**What the task asks**. Every record must appear in your copy exactly as written, with no pictures.
+++ Extracted information
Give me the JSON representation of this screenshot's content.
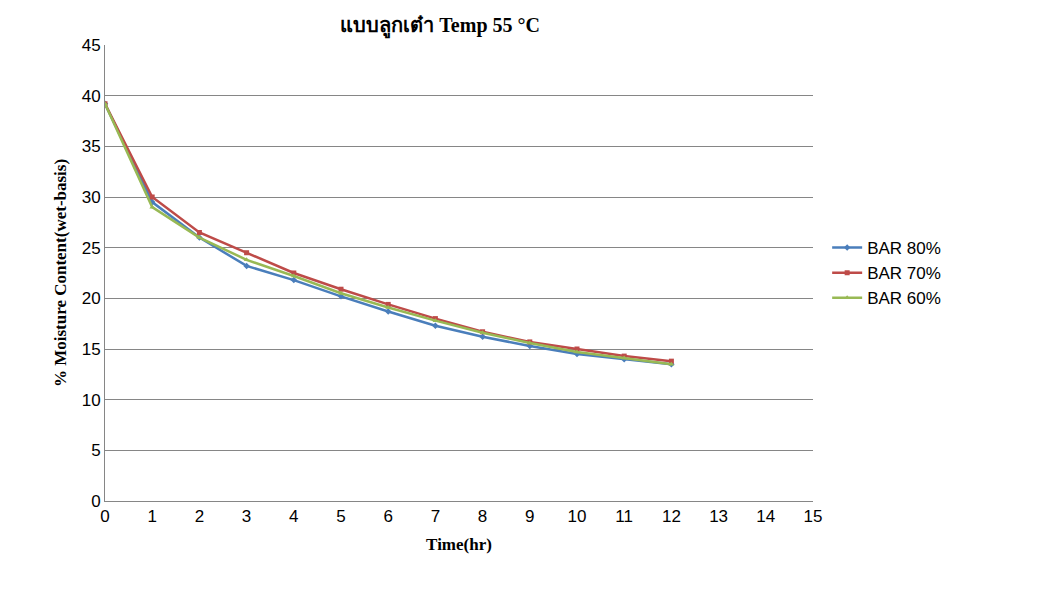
{
  "chart_data": {
    "type": "line",
    "title": "แบบลูกเต๋า Temp 55 °C",
    "x_label": "Time(hr)",
    "y_label": "% Moisture Content(wet-basis)",
    "x": [
      0,
      1,
      2,
      3,
      4,
      5,
      6,
      7,
      8,
      9,
      10,
      11,
      12
    ],
    "series": [
      {
        "name": "BAR 80%",
        "color": "#4a7ebb",
        "marker": "diamond",
        "line_style": "solid",
        "values": [
          39.2,
          29.5,
          26.0,
          23.2,
          21.8,
          20.2,
          18.7,
          17.3,
          16.2,
          15.3,
          14.5,
          14.0,
          13.5
        ]
      },
      {
        "name": "BAR 70%",
        "color": "#be4b48",
        "marker": "square",
        "line_style": "solid",
        "values": [
          39.2,
          30.0,
          26.5,
          24.5,
          22.5,
          20.9,
          19.4,
          18.0,
          16.7,
          15.7,
          15.0,
          14.3,
          13.8
        ]
      },
      {
        "name": "BAR 60%",
        "color": "#98b954",
        "marker": "triangle-up",
        "line_style": "solid",
        "values": [
          39.2,
          29.0,
          26.0,
          23.8,
          22.2,
          20.5,
          19.1,
          17.8,
          16.6,
          15.6,
          14.7,
          14.1,
          13.5
        ]
      }
    ],
    "xlim": [
      0,
      15
    ],
    "xticks": [
      0,
      1,
      2,
      3,
      4,
      5,
      6,
      7,
      8,
      9,
      10,
      11,
      12,
      13,
      14,
      15
    ],
    "ylim": [
      0,
      45
    ],
    "yticks": [
      0,
      5,
      10,
      15,
      20,
      25,
      30,
      35,
      40,
      45
    ],
    "grid": true,
    "legend": "right"
  }
}
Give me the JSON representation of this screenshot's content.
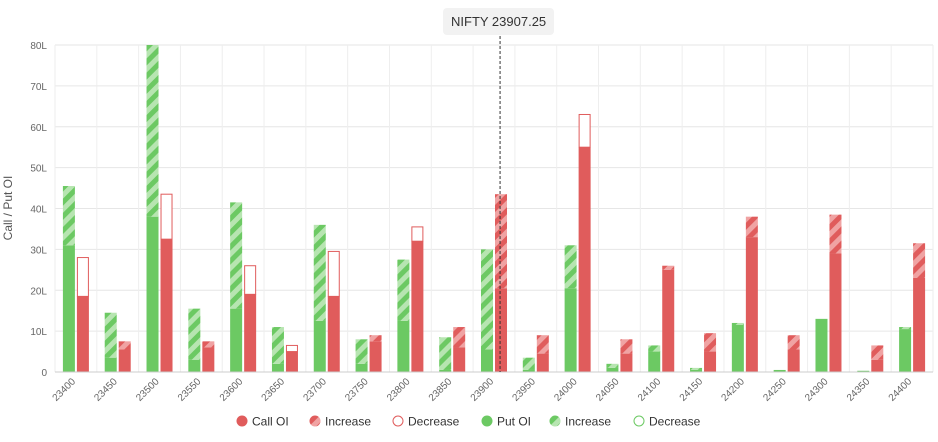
{
  "chart_data": {
    "type": "bar",
    "spot_label": "NIFTY 23907.25",
    "spot_value": 23907.25,
    "ylabel": "Call / Put OI",
    "ylim": [
      0,
      80
    ],
    "yticks": [
      0,
      10,
      20,
      30,
      40,
      50,
      60,
      70,
      80
    ],
    "ytick_labels": [
      "0",
      "10L",
      "20L",
      "30L",
      "40L",
      "50L",
      "60L",
      "70L",
      "80L"
    ],
    "grid": true,
    "legend_position": "bottom",
    "colors": {
      "call": "#e05c5c",
      "call_light": "#f0a3a3",
      "put": "#6cc963",
      "put_light": "#b7e5b1"
    },
    "legend": [
      {
        "label": "Call OI",
        "kind": "solid-circle",
        "side": "call"
      },
      {
        "label": "Increase",
        "kind": "hatch-circle",
        "side": "call"
      },
      {
        "label": "Decrease",
        "kind": "outline-circle",
        "side": "call"
      },
      {
        "label": "Put OI",
        "kind": "solid-circle",
        "side": "put"
      },
      {
        "label": "Increase",
        "kind": "hatch-circle",
        "side": "put"
      },
      {
        "label": "Decrease",
        "kind": "outline-circle",
        "side": "put"
      }
    ],
    "categories": [
      "23400",
      "23450",
      "23500",
      "23550",
      "23600",
      "23650",
      "23700",
      "23750",
      "23800",
      "23850",
      "23900",
      "23950",
      "24000",
      "24050",
      "24100",
      "24150",
      "24200",
      "24250",
      "24300",
      "24350",
      "24400"
    ],
    "put_oi": [
      31,
      3.5,
      38,
      3,
      15.5,
      2,
      12.5,
      2,
      12.5,
      0.5,
      5.5,
      0.5,
      20.5,
      1,
      5,
      0.5,
      11.5,
      0.5,
      13,
      0.3,
      10.5
    ],
    "put_change": [
      14.5,
      11,
      42,
      12.5,
      26,
      9,
      23.5,
      6,
      15,
      8,
      24.5,
      3,
      10.5,
      1,
      1.5,
      0.5,
      0.5,
      0,
      0,
      0,
      0.5
    ],
    "call_oi": [
      18.5,
      5.5,
      32.5,
      6,
      19,
      5,
      18.5,
      7.5,
      32,
      6,
      20.5,
      4.5,
      55,
      4.5,
      25,
      5,
      33,
      5.5,
      29,
      3,
      23
    ],
    "call_change": [
      -9.5,
      2,
      -11,
      1.5,
      -7,
      -1.5,
      -11,
      1.5,
      -3.5,
      5,
      23,
      4.5,
      -8,
      3.5,
      1,
      4.5,
      5,
      3.5,
      9.5,
      3.5,
      8.5
    ]
  }
}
++++++
**Right answer**.
Give me the JSON representation of this screenshot's content.
{
  "chart_data": {
    "type": "line",
    "title": "แบบลูกเต๋า Temp 55 °C",
    "x_label": "Time(hr)",
    "y_label": "% Moisture Content(wet-basis)",
    "x": [
      0,
      1,
      2,
      3,
      4,
      5,
      6,
      7,
      8,
      9,
      10,
      11,
      12
    ],
    "series": [
      {
        "name": "BAR 80%",
        "color": "#4a7ebb",
        "marker": "diamond",
        "line_style": "solid",
        "values": [
          39.2,
          29.5,
          26.0,
          23.2,
          21.8,
          20.2,
          18.7,
          17.3,
          16.2,
          15.3,
          14.5,
          14.0,
          13.5
        ]
      },
      {
        "name": "BAR 70%",
        "color": "#be4b48",
        "marker": "square",
        "line_style": "solid",
        "values": [
          39.2,
          30.0,
          26.5,
          24.5,
          22.5,
          20.9,
          19.4,
          18.0,
          16.7,
          15.7,
          15.0,
          14.3,
          13.8
        ]
      },
      {
        "name": "BAR 60%",
        "color": "#98b954",
        "marker": "triangle-up",
        "line_style": "solid",
        "values": [
          39.2,
          29.0,
          26.0,
          23.8,
          22.2,
          20.5,
          19.1,
          17.8,
          16.6,
          15.6,
          14.7,
          14.1,
          13.5
        ]
      }
    ],
    "xlim": [
      0,
      15
    ],
    "xticks": [
      0,
      1,
      2,
      3,
      4,
      5,
      6,
      7,
      8,
      9,
      10,
      11,
      12,
      13,
      14,
      15
    ],
    "ylim": [
      0,
      45
    ],
    "yticks": [
      0,
      5,
      10,
      15,
      20,
      25,
      30,
      35,
      40,
      45
    ],
    "grid": true,
    "legend": "right"
  }
}
Give me the JSON representation of this screenshot's content.
{
  "chart_data": {
    "type": "bar",
    "spot_label": "NIFTY 23907.25",
    "spot_value": 23907.25,
    "ylabel": "Call / Put OI",
    "ylim": [
      0,
      80
    ],
    "yticks": [
      0,
      10,
      20,
      30,
      40,
      50,
      60,
      70,
      80
    ],
    "ytick_labels": [
      "0",
      "10L",
      "20L",
      "30L",
      "40L",
      "50L",
      "60L",
      "70L",
      "80L"
    ],
    "grid": true,
    "legend_position": "bottom",
    "colors": {
      "call": "#e05c5c",
      "call_light": "#f0a3a3",
      "put": "#6cc963",
      "put_light": "#b7e5b1"
    },
    "legend": [
      {
        "label": "Call OI",
        "kind": "solid-circle",
        "side": "call"
      },
      {
        "label": "Increase",
        "kind": "hatch-circle",
        "side": "call"
      },
      {
        "label": "Decrease",
        "kind": "outline-circle",
        "side": "call"
      },
      {
        "label": "Put OI",
        "kind": "solid-circle",
        "side": "put"
      },
      {
        "label": "Increase",
        "kind": "hatch-circle",
        "side": "put"
      },
      {
        "label": "Decrease",
        "kind": "outline-circle",
        "side": "put"
      }
    ],
    "categories": [
      "23400",
      "23450",
      "23500",
      "23550",
      "23600",
      "23650",
      "23700",
      "23750",
      "23800",
      "23850",
      "23900",
      "23950",
      "24000",
      "24050",
      "24100",
      "24150",
      "24200",
      "24250",
      "24300",
      "24350",
      "24400"
    ],
    "put_oi": [
      31,
      3.5,
      38,
      3,
      15.5,
      2,
      12.5,
      2,
      12.5,
      0.5,
      5.5,
      0.5,
      20.5,
      1,
      5,
      0.5,
      11.5,
      0.5,
      13,
      0.3,
      10.5
    ],
    "put_change": [
      14.5,
      11,
      42,
      12.5,
      26,
      9,
      23.5,
      6,
      15,
      8,
      24.5,
      3,
      10.5,
      1,
      1.5,
      0.5,
      0.5,
      0,
      0,
      0,
      0.5
    ],
    "call_oi": [
      18.5,
      5.5,
      32.5,
      6,
      19,
      5,
      18.5,
      7.5,
      32,
      6,
      20.5,
      4.5,
      55,
      4.5,
      25,
      5,
      33,
      5.5,
      29,
      3,
      23
    ],
    "call_change": [
      -9.5,
      2,
      -11,
      1.5,
      -7,
      -1.5,
      -11,
      1.5,
      -3.5,
      5,
      23,
      4.5,
      -8,
      3.5,
      1,
      4.5,
      5,
      3.5,
      9.5,
      3.5,
      8.5
    ]
  }
}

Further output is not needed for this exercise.